----- Data provided

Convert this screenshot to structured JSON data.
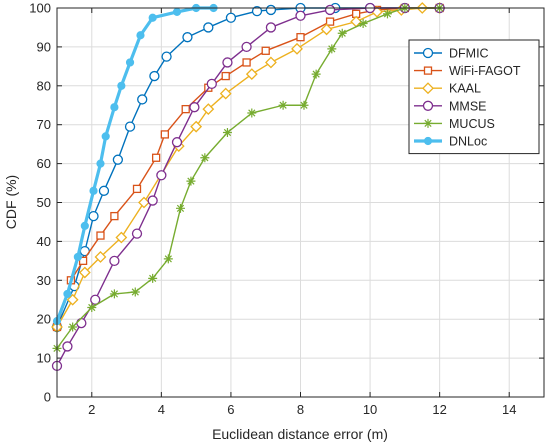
{
  "chart_data": {
    "type": "line",
    "title": "",
    "xlabel": "Euclidean distance error (m)",
    "ylabel": "CDF (%)",
    "xlim": [
      1,
      15
    ],
    "ylim": [
      0,
      100
    ],
    "xticks": [
      2,
      4,
      6,
      8,
      10,
      12,
      14
    ],
    "yticks": [
      0,
      10,
      20,
      30,
      40,
      50,
      60,
      70,
      80,
      90,
      100
    ],
    "grid": true,
    "legend_position": "right",
    "series": [
      {
        "name": "DFMIC",
        "color": "#0072BD",
        "marker": "circle",
        "x": [
          1.0,
          1.5,
          1.8,
          2.05,
          2.35,
          2.75,
          3.1,
          3.45,
          3.8,
          4.15,
          4.75,
          5.35,
          6.0,
          6.75,
          7.15,
          8.0,
          9.0,
          10.0,
          11.0,
          12.0
        ],
        "y": [
          18,
          28.5,
          37.5,
          46.5,
          53,
          61,
          69.5,
          76.5,
          82.5,
          87.5,
          92.5,
          95,
          97.5,
          99.2,
          99.5,
          100,
          100,
          100,
          100,
          100
        ]
      },
      {
        "name": "WiFi-FAGOT",
        "color": "#D95319",
        "marker": "square",
        "x": [
          1.0,
          1.4,
          1.75,
          2.25,
          2.65,
          3.3,
          3.85,
          4.1,
          4.7,
          5.35,
          5.85,
          6.45,
          7.0,
          8.0,
          8.85,
          9.6,
          10.2,
          11.0,
          12.0
        ],
        "y": [
          18,
          30,
          35,
          41.5,
          46.5,
          53.5,
          61.5,
          67.5,
          74,
          79.5,
          82.5,
          86,
          89,
          92.5,
          96.5,
          98.5,
          99.5,
          100,
          100
        ]
      },
      {
        "name": "KAAL",
        "color": "#EDB120",
        "marker": "diamond",
        "x": [
          1.0,
          1.45,
          1.8,
          2.25,
          2.85,
          3.5,
          4.5,
          5.0,
          5.35,
          5.85,
          6.6,
          7.15,
          7.9,
          8.75,
          9.6,
          10.2,
          10.9,
          11.5,
          12.0
        ],
        "y": [
          18,
          25,
          32,
          36,
          41,
          50,
          64.5,
          69.5,
          74,
          78,
          83,
          86,
          89.5,
          94.5,
          96.5,
          99,
          99.5,
          100,
          100
        ]
      },
      {
        "name": "MMSE",
        "color": "#7E2F8E",
        "marker": "circle",
        "x": [
          1.0,
          1.3,
          1.7,
          2.1,
          2.65,
          3.3,
          3.75,
          4.0,
          4.45,
          4.95,
          5.45,
          5.9,
          6.45,
          7.15,
          8.0,
          8.85,
          10.0,
          11.0,
          12.0
        ],
        "y": [
          8,
          13,
          19,
          25,
          35,
          42,
          50.5,
          57,
          65.5,
          74.5,
          80.5,
          86,
          90,
          95,
          98,
          99.5,
          100,
          100,
          100
        ]
      },
      {
        "name": "MUCUS",
        "color": "#77AC30",
        "marker": "asterisk",
        "x": [
          1.0,
          1.45,
          2.0,
          2.65,
          3.25,
          3.75,
          4.2,
          4.55,
          4.85,
          5.25,
          5.9,
          6.6,
          7.5,
          8.1,
          8.45,
          8.9,
          9.2,
          9.8,
          10.5,
          11.0,
          12.0
        ],
        "y": [
          12.5,
          18,
          23,
          26.5,
          27,
          30.5,
          35.5,
          48.5,
          55.5,
          61.5,
          68,
          73,
          75,
          75,
          83,
          89.5,
          93.5,
          96,
          98.5,
          100,
          100
        ]
      },
      {
        "name": "DNLoc",
        "color": "#4DBEEE",
        "marker": "filled-circle",
        "x": [
          1.0,
          1.3,
          1.6,
          1.8,
          2.05,
          2.25,
          2.4,
          2.65,
          2.85,
          3.1,
          3.4,
          3.75,
          4.45,
          5.0,
          5.5
        ],
        "y": [
          19.5,
          26.5,
          36,
          44,
          53,
          60,
          67,
          74.5,
          80,
          86,
          93,
          97.5,
          99,
          100,
          100
        ]
      }
    ]
  }
}
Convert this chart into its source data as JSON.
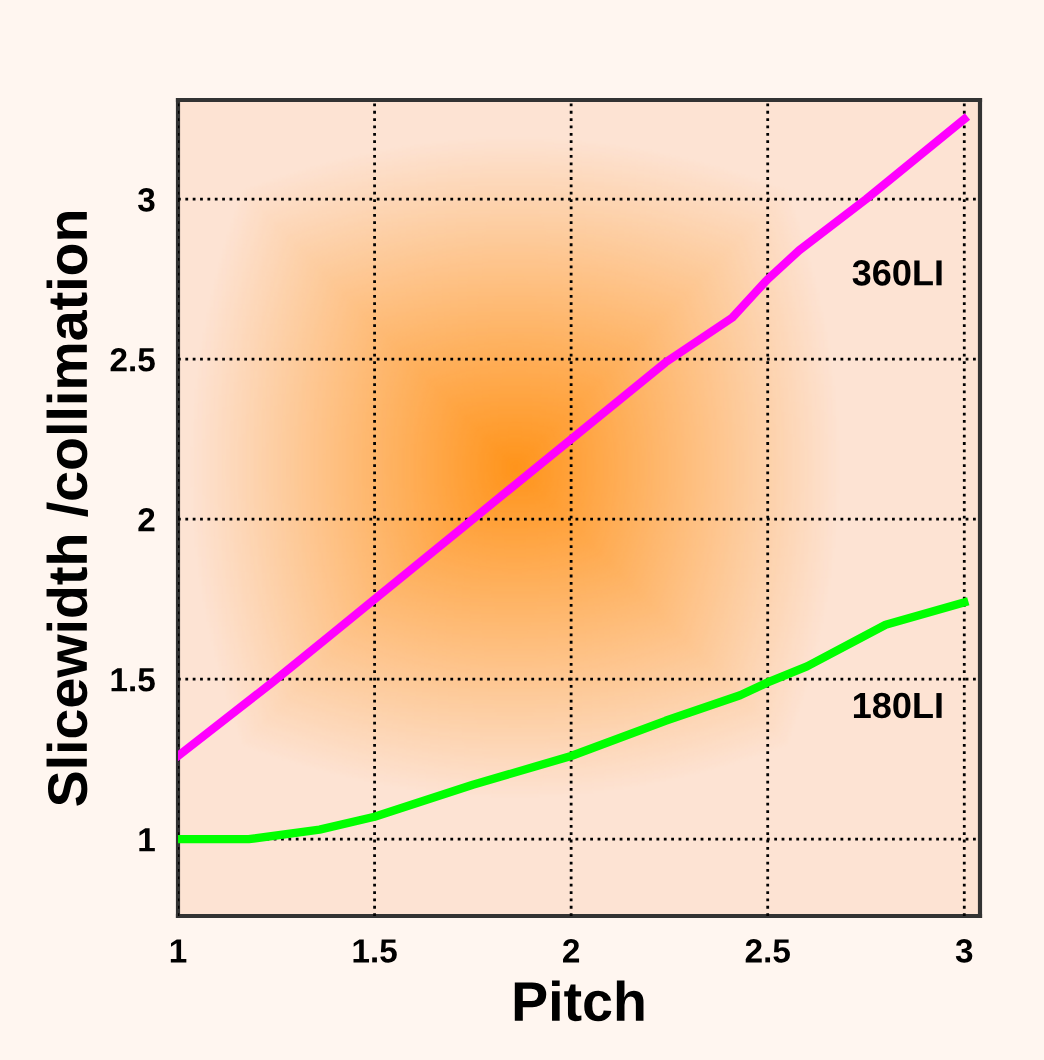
{
  "chart_data": {
    "type": "line",
    "xlabel": "Pitch",
    "ylabel": "Slicewidth /collimation",
    "series": [
      {
        "name": "360LI",
        "color": "#ff00ff",
        "x": [
          1.0,
          1.24,
          1.39,
          1.5,
          1.75,
          2.0,
          2.24,
          2.41,
          2.5,
          2.58,
          2.75,
          3.0
        ],
        "values": [
          1.26,
          1.49,
          1.64,
          1.75,
          2.0,
          2.25,
          2.49,
          2.63,
          2.75,
          2.84,
          3.0,
          3.25
        ]
      },
      {
        "name": "180LI",
        "color": "#00ff00",
        "x": [
          1.0,
          1.18,
          1.36,
          1.5,
          1.75,
          2.0,
          2.24,
          2.43,
          2.5,
          2.6,
          2.8,
          3.0
        ],
        "values": [
          1.0,
          1.0,
          1.03,
          1.07,
          1.17,
          1.26,
          1.37,
          1.45,
          1.49,
          1.54,
          1.67,
          1.74
        ]
      }
    ],
    "xlim": [
      1.0,
      3.04
    ],
    "ylim": [
      0.76,
      3.31
    ],
    "xticks": [
      1,
      1.5,
      2,
      2.5,
      3
    ],
    "yticks": [
      1,
      1.5,
      2,
      2.5,
      3
    ],
    "grid": true,
    "legend": false,
    "marker": "none",
    "line_style": "solid"
  }
}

----------

» Your goal
Omitting all images, retype each line of the records precisely.

» Exercise solution
Convert this screenshot to structured JSON data.
{
  "chart_data": {
    "type": "line",
    "title": "",
    "xlabel": "Euclidean distance error (m)",
    "ylabel": "CDF (%)",
    "xlim": [
      1,
      15
    ],
    "ylim": [
      0,
      100
    ],
    "xticks": [
      2,
      4,
      6,
      8,
      10,
      12,
      14
    ],
    "yticks": [
      0,
      10,
      20,
      30,
      40,
      50,
      60,
      70,
      80,
      90,
      100
    ],
    "grid": true,
    "legend_position": "right",
    "series": [
      {
        "name": "DFMIC",
        "color": "#0072BD",
        "marker": "circle",
        "x": [
          1.0,
          1.5,
          1.8,
          2.05,
          2.35,
          2.75,
          3.1,
          3.45,
          3.8,
          4.15,
          4.75,
          5.35,
          6.0,
          6.75,
          7.15,
          8.0,
          9.0,
          10.0,
          11.0,
          12.0
        ],
        "y": [
          18,
          28.5,
          37.5,
          46.5,
          53,
          61,
          69.5,
          76.5,
          82.5,
          87.5,
          92.5,
          95,
          97.5,
          99.2,
          99.5,
          100,
          100,
          100,
          100,
          100
        ]
      },
      {
        "name": "WiFi-FAGOT",
        "color": "#D95319",
        "marker": "square",
        "x": [
          1.0,
          1.4,
          1.75,
          2.25,
          2.65,
          3.3,
          3.85,
          4.1,
          4.7,
          5.35,
          5.85,
          6.45,
          7.0,
          8.0,
          8.85,
          9.6,
          10.2,
          11.0,
          12.0
        ],
        "y": [
          18,
          30,
          35,
          41.5,
          46.5,
          53.5,
          61.5,
          67.5,
          74,
          79.5,
          82.5,
          86,
          89,
          92.5,
          96.5,
          98.5,
          99.5,
          100,
          100
        ]
      },
      {
        "name": "KAAL",
        "color": "#EDB120",
        "marker": "diamond",
        "x": [
          1.0,
          1.45,
          1.8,
          2.25,
          2.85,
          3.5,
          4.5,
          5.0,
          5.35,
          5.85,
          6.6,
          7.15,
          7.9,
          8.75,
          9.6,
          10.2,
          10.9,
          11.5,
          12.0
        ],
        "y": [
          18,
          25,
          32,
          36,
          41,
          50,
          64.5,
          69.5,
          74,
          78,
          83,
          86,
          89.5,
          94.5,
          96.5,
          99,
          99.5,
          100,
          100
        ]
      },
      {
        "name": "MMSE",
        "color": "#7E2F8E",
        "marker": "circle",
        "x": [
          1.0,
          1.3,
          1.7,
          2.1,
          2.65,
          3.3,
          3.75,
          4.0,
          4.45,
          4.95,
          5.45,
          5.9,
          6.45,
          7.15,
          8.0,
          8.85,
          10.0,
          11.0,
          12.0
        ],
        "y": [
          8,
          13,
          19,
          25,
          35,
          42,
          50.5,
          57,
          65.5,
          74.5,
          80.5,
          86,
          90,
          95,
          98,
          99.5,
          100,
          100,
          100
        ]
      },
      {
        "name": "MUCUS",
        "color": "#77AC30",
        "marker": "asterisk",
        "x": [
          1.0,
          1.45,
          2.0,
          2.65,
          3.25,
          3.75,
          4.2,
          4.55,
          4.85,
          5.25,
          5.9,
          6.6,
          7.5,
          8.1,
          8.45,
          8.9,
          9.2,
          9.8,
          10.5,
          11.0,
          12.0
        ],
        "y": [
          12.5,
          18,
          23,
          26.5,
          27,
          30.5,
          35.5,
          48.5,
          55.5,
          61.5,
          68,
          73,
          75,
          75,
          83,
          89.5,
          93.5,
          96,
          98.5,
          100,
          100
        ]
      },
      {
        "name": "DNLoc",
        "color": "#4DBEEE",
        "marker": "filled-circle",
        "x": [
          1.0,
          1.3,
          1.6,
          1.8,
          2.05,
          2.25,
          2.4,
          2.65,
          2.85,
          3.1,
          3.4,
          3.75,
          4.45,
          5.0,
          5.5
        ],
        "y": [
          19.5,
          26.5,
          36,
          44,
          53,
          60,
          67,
          74.5,
          80,
          86,
          93,
          97.5,
          99,
          100,
          100
        ]
      }
    ]
  }
}
Convert this chart into its source data as JSON.
{
  "chart_data": {
    "type": "line",
    "xlabel": "Pitch",
    "ylabel": "Slicewidth /collimation",
    "series": [
      {
        "name": "360LI",
        "color": "#ff00ff",
        "x": [
          1.0,
          1.24,
          1.39,
          1.5,
          1.75,
          2.0,
          2.24,
          2.41,
          2.5,
          2.58,
          2.75,
          3.0
        ],
        "values": [
          1.26,
          1.49,
          1.64,
          1.75,
          2.0,
          2.25,
          2.49,
          2.63,
          2.75,
          2.84,
          3.0,
          3.25
        ]
      },
      {
        "name": "180LI",
        "color": "#00ff00",
        "x": [
          1.0,
          1.18,
          1.36,
          1.5,
          1.75,
          2.0,
          2.24,
          2.43,
          2.5,
          2.6,
          2.8,
          3.0
        ],
        "values": [
          1.0,
          1.0,
          1.03,
          1.07,
          1.17,
          1.26,
          1.37,
          1.45,
          1.49,
          1.54,
          1.67,
          1.74
        ]
      }
    ],
    "xlim": [
      1.0,
      3.04
    ],
    "ylim": [
      0.76,
      3.31
    ],
    "xticks": [
      1,
      1.5,
      2,
      2.5,
      3
    ],
    "yticks": [
      1,
      1.5,
      2,
      2.5,
      3
    ],
    "grid": true,
    "legend": false,
    "marker": "none",
    "line_style": "solid"
  }
}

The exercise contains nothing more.